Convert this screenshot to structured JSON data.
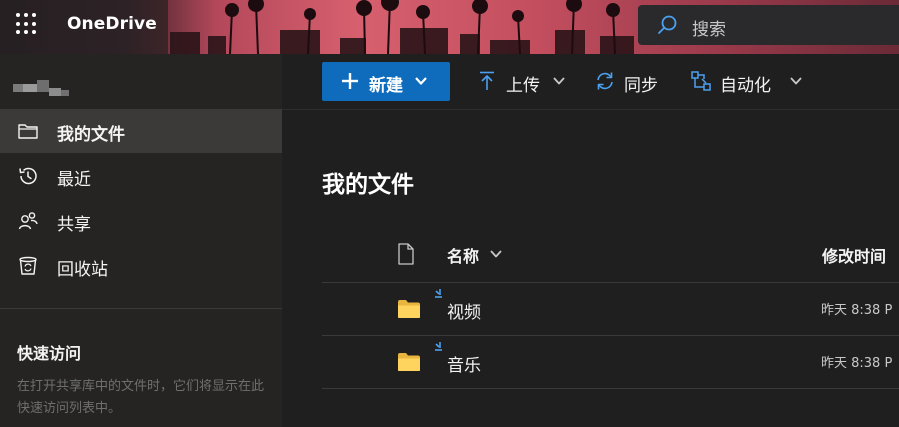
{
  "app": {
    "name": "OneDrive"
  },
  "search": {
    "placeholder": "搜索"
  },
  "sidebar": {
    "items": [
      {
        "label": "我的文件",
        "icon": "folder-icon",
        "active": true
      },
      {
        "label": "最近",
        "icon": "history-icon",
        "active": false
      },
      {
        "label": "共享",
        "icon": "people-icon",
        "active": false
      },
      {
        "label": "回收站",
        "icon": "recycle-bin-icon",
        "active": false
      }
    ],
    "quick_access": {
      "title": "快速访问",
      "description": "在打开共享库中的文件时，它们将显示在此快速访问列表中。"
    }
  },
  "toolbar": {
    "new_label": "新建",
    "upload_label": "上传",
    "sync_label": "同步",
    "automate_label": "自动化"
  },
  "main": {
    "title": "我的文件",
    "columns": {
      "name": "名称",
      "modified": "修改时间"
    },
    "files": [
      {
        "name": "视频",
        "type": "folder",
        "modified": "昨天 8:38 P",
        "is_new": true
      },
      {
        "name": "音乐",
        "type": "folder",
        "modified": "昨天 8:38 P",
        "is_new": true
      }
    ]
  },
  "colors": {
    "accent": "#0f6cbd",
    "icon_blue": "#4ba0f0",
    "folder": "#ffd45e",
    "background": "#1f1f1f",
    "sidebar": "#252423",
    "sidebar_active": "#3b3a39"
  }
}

- Directions for this task
All of the records above must be copied exactly, except for the pictures.

- Output below
Convert this screenshot to structured JSON data.
{
  "app": {
    "name": "OneDrive"
  },
  "search": {
    "placeholder": "搜索"
  },
  "sidebar": {
    "items": [
      {
        "label": "我的文件",
        "icon": "folder-icon",
        "active": true
      },
      {
        "label": "最近",
        "icon": "history-icon",
        "active": false
      },
      {
        "label": "共享",
        "icon": "people-icon",
        "active": false
      },
      {
        "label": "回收站",
        "icon": "recycle-bin-icon",
        "active": false
      }
    ],
    "quick_access": {
      "title": "快速访问",
      "description": "在打开共享库中的文件时，它们将显示在此快速访问列表中。"
    }
  },
  "toolbar": {
    "new_label": "新建",
    "upload_label": "上传",
    "sync_label": "同步",
    "automate_label": "自动化"
  },
  "main": {
    "title": "我的文件",
    "columns": {
      "name": "名称",
      "modified": "修改时间"
    },
    "files": [
      {
        "name": "视频",
        "type": "folder",
        "modified": "昨天 8:38 P",
        "is_new": true
      },
      {
        "name": "音乐",
        "type": "folder",
        "modified": "昨天 8:38 P",
        "is_new": true
      }
    ]
  },
  "colors": {
    "accent": "#0f6cbd",
    "icon_blue": "#4ba0f0",
    "folder": "#ffd45e",
    "background": "#1f1f1f",
    "sidebar": "#252423",
    "sidebar_active": "#3b3a39"
  }
}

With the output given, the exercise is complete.